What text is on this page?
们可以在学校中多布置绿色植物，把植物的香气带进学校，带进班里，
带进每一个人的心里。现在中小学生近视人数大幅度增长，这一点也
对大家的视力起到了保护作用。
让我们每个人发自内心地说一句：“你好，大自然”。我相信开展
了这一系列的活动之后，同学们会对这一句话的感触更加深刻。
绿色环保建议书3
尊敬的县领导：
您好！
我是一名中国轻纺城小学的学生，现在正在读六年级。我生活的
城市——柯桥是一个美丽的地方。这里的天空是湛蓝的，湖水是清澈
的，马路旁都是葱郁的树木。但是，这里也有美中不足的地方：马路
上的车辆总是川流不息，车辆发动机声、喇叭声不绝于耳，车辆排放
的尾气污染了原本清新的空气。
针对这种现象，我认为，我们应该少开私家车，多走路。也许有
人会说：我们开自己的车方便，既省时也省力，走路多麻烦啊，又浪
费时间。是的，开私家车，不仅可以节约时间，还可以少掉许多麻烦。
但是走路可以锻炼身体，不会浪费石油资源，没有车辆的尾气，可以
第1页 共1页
________________
**Problem statement:**
Reproduce the listing above verbatim, from first line to last.

**Solution for this exercise:**
What text is on this page?
们可以在学校中多布置绿色植物，把植物的香气带进学校，带进班里，
带进每一个人的心里。现在中小学生近视人数大幅度增长，这一点也
对大家的视力起到了保护作用。
让我们每个人发自内心地说一句：“你好，大自然”。我相信开展
了这一系列的活动之后，同学们会对这一句话的感触更加深刻。
绿色环保建议书3
尊敬的县领导：
您好！
我是一名中国轻纺城小学的学生，现在正在读六年级。我生活的
城市——柯桥是一个美丽的地方。这里的天空是湛蓝的，湖水是清澈
的，马路旁都是葱郁的树木。但是，这里也有美中不足的地方：马路
上的车辆总是川流不息，车辆发动机声、喇叭声不绝于耳，车辆排放
的尾气污染了原本清新的空气。
针对这种现象，我认为，我们应该少开私家车，多走路。也许有
人会说：我们开自己的车方便，既省时也省力，走路多麻烦啊，又浪
费时间。是的，开私家车，不仅可以节约时间，还可以少掉许多麻烦。
但是走路可以锻炼身体，不会浪费石油资源，没有车辆的尾气，可以
第1页 共1页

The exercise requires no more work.